• [REQUEST]
Go through the records and copy each line where the word "grid" occurs.

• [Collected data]
=====

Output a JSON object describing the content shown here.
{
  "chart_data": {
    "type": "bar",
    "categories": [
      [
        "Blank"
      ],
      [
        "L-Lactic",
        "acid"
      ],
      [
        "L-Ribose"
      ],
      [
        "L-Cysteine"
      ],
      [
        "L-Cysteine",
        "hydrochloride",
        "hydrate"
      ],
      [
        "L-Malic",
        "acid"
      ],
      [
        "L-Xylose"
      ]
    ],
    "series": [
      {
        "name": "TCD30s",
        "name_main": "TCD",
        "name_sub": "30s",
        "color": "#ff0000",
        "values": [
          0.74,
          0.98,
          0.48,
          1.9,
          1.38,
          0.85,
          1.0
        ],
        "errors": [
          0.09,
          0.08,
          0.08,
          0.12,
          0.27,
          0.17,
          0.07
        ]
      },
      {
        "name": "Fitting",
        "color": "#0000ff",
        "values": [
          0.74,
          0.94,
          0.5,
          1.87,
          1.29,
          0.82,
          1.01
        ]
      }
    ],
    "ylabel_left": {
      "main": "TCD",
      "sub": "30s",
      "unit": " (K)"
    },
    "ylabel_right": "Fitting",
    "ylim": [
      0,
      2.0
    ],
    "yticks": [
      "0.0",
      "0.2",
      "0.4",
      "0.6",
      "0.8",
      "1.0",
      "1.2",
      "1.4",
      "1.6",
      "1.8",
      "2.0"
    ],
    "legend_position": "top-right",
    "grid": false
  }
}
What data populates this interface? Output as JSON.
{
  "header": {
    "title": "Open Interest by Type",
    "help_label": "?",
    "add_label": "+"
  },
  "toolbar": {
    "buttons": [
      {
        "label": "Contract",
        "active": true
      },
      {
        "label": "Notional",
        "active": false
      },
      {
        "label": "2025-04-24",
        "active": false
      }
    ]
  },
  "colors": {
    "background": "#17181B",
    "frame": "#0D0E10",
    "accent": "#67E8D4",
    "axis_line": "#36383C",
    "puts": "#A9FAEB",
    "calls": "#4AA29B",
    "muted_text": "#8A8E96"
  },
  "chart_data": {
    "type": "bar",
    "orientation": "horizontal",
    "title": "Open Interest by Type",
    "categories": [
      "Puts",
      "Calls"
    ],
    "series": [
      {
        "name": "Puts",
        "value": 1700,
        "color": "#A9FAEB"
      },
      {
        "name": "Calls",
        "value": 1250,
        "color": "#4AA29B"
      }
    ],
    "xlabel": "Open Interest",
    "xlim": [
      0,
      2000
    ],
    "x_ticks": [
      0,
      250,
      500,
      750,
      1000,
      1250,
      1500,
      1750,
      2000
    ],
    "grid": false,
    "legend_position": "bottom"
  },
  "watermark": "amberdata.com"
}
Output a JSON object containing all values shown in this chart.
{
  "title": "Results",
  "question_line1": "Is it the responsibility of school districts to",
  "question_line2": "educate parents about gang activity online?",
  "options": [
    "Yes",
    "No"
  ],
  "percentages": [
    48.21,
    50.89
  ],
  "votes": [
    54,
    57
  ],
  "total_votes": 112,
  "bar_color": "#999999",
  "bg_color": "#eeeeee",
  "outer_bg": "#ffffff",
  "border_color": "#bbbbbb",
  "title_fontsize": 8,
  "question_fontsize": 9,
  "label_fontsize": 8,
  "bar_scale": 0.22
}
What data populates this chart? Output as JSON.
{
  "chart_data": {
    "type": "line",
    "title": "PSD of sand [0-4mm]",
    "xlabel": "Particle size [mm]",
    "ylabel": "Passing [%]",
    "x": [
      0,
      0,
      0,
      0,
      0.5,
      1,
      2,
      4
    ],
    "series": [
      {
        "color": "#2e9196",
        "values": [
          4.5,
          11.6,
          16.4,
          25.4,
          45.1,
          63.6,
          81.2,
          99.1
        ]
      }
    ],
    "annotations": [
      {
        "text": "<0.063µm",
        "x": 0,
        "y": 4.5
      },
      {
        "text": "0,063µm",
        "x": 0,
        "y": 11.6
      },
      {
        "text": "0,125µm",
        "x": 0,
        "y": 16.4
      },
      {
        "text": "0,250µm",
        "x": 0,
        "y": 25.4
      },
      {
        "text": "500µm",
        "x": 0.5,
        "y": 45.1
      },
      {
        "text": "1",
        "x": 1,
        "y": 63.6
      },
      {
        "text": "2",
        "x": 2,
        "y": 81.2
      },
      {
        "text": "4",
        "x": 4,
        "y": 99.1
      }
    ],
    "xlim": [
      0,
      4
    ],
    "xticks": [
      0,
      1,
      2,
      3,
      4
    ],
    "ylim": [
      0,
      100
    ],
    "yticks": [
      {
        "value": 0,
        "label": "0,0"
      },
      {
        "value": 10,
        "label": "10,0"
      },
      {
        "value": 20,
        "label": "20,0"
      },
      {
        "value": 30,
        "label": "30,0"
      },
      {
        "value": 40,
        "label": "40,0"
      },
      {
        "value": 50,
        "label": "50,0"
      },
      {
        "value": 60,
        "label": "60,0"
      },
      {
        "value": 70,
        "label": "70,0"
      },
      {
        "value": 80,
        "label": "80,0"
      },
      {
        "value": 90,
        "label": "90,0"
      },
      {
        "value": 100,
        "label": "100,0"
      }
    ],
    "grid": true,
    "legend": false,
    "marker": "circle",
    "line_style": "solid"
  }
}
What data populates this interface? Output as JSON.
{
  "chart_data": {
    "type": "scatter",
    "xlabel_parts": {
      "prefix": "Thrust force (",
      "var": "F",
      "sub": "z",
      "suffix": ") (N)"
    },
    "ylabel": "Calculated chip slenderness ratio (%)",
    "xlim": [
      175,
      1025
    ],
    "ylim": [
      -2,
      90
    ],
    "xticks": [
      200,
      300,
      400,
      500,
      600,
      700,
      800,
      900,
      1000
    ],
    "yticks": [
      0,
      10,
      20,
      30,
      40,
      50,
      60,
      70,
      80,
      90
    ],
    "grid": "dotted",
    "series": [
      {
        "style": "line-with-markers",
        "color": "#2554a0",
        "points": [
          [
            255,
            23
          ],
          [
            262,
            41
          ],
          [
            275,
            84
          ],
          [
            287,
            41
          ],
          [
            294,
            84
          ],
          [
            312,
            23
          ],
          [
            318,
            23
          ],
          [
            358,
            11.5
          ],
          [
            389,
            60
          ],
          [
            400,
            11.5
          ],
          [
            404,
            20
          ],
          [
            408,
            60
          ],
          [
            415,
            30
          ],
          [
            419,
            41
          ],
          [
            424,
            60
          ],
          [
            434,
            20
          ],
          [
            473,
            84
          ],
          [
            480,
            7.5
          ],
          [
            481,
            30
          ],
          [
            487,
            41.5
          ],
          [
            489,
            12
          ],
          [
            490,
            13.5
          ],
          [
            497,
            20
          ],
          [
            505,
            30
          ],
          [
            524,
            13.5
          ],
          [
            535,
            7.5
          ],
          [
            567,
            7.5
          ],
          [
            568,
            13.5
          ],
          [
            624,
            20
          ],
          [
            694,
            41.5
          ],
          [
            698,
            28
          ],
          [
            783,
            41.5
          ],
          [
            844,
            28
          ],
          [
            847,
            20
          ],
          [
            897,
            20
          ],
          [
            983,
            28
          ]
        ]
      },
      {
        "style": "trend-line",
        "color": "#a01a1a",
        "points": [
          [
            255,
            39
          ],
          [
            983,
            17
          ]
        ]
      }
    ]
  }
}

=====

• [RESPONSE TO THIS EXERCISE]
    "grid": false
    "grid": false,
    "grid": true,
    "grid": "dotted",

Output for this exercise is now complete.